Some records
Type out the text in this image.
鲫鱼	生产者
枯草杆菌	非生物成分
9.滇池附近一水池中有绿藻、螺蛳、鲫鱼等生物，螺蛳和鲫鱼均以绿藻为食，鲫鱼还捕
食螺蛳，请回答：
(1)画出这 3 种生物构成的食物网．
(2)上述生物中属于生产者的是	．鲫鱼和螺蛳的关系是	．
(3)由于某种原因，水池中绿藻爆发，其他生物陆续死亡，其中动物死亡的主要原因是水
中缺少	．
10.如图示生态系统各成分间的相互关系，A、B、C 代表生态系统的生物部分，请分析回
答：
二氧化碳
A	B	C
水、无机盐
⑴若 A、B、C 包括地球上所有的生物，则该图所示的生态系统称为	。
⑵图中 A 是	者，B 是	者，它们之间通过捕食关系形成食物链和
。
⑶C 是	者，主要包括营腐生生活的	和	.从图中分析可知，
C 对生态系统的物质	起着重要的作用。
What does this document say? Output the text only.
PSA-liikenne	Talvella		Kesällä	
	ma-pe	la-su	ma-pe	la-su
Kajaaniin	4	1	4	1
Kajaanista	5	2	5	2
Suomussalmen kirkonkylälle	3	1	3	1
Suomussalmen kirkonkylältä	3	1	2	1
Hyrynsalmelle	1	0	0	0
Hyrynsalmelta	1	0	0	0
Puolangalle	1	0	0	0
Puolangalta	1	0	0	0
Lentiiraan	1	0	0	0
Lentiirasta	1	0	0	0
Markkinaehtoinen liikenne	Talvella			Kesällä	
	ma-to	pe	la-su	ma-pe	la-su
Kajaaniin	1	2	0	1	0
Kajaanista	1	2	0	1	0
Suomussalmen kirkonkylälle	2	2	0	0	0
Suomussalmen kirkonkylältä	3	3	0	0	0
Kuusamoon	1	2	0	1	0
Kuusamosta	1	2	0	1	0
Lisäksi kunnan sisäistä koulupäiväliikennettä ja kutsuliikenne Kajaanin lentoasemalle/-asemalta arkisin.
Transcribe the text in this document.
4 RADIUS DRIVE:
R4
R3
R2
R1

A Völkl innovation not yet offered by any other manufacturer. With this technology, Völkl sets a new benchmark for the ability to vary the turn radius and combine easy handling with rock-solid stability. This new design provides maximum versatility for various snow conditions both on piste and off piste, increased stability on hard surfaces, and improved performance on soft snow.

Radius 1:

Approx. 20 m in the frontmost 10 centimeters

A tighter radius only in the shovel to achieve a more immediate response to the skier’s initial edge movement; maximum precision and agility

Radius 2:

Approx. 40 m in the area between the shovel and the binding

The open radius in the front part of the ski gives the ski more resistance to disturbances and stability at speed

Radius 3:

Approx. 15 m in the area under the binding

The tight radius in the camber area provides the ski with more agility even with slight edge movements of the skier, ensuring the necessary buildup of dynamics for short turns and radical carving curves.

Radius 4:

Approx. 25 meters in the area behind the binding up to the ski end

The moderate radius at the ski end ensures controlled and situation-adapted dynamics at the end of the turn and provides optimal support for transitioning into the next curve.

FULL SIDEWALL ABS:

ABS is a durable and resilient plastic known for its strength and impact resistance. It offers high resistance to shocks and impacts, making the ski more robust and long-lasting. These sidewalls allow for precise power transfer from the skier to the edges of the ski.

## REQUEST
The answer consists only of the lines from the one containing "Transcribe the text in this document." to the end of the records, each written out exactly.

## WRITTEN ANSWER
Transcribe the text in this document.
4 RADIUS DRIVE:
R4
R3
R2
R1

A Völkl innovation not yet offered by any other manufacturer. With this technology, Völkl sets a new benchmark for the ability to vary the turn radius and combine easy handling with rock-solid stability. This new design provides maximum versatility for various snow conditions both on piste and off piste, increased stability on hard surfaces, and improved performance on soft snow.

Radius 1:

Approx. 20 m in the frontmost 10 centimeters

A tighter radius only in the shovel to achieve a more immediate response to the skier’s initial edge movement; maximum precision and agility

Radius 2:

Approx. 40 m in the area between the shovel and the binding

The open radius in the front part of the ski gives the ski more resistance to disturbances and stability at speed

Radius 3:

Approx. 15 m in the area under the binding

The tight radius in the camber area provides the ski with more agility even with slight edge movements of the skier, ensuring the necessary buildup of dynamics for short turns and radical carving curves.

Radius 4:

Approx. 25 meters in the area behind the binding up to the ski end

The moderate radius at the ski end ensures controlled and situation-adapted dynamics at the end of the turn and provides optimal support for transitioning into the next curve.

FULL SIDEWALL ABS:

ABS is a durable and resilient plastic known for its strength and impact resistance. It offers high resistance to shocks and impacts, making the ski more robust and long-lasting. These sidewalls allow for precise power transfer from the skier to the edges of the ski.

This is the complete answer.